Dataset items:
########################################
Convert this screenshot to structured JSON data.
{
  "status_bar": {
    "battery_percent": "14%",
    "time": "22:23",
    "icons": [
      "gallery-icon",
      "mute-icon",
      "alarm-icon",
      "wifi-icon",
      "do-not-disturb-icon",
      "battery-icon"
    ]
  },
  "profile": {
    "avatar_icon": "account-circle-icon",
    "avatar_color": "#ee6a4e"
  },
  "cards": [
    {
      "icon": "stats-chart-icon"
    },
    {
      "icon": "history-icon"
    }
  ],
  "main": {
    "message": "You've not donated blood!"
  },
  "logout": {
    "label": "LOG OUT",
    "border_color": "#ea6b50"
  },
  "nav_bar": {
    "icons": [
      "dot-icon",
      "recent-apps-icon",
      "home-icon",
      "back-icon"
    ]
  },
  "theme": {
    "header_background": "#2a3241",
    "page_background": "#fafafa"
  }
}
########################################
== Goal of the exercise ==
Take the lines above and retype all of them exactly.

== Answer in full ==
Convert this screenshot to structured JSON data.
{
  "status_bar": {
    "battery_percent": "14%",
    "time": "22:23",
    "icons": [
      "gallery-icon",
      "mute-icon",
      "alarm-icon",
      "wifi-icon",
      "do-not-disturb-icon",
      "battery-icon"
    ]
  },
  "profile": {
    "avatar_icon": "account-circle-icon",
    "avatar_color": "#ee6a4e"
  },
  "cards": [
    {
      "icon": "stats-chart-icon"
    },
    {
      "icon": "history-icon"
    }
  ],
  "main": {
    "message": "You've not donated blood!"
  },
  "logout": {
    "label": "LOG OUT",
    "border_color": "#ea6b50"
  },
  "nav_bar": {
    "icons": [
      "dot-icon",
      "recent-apps-icon",
      "home-icon",
      "back-icon"
    ]
  },
  "theme": {
    "header_background": "#2a3241",
    "page_background": "#fafafa"
  }
}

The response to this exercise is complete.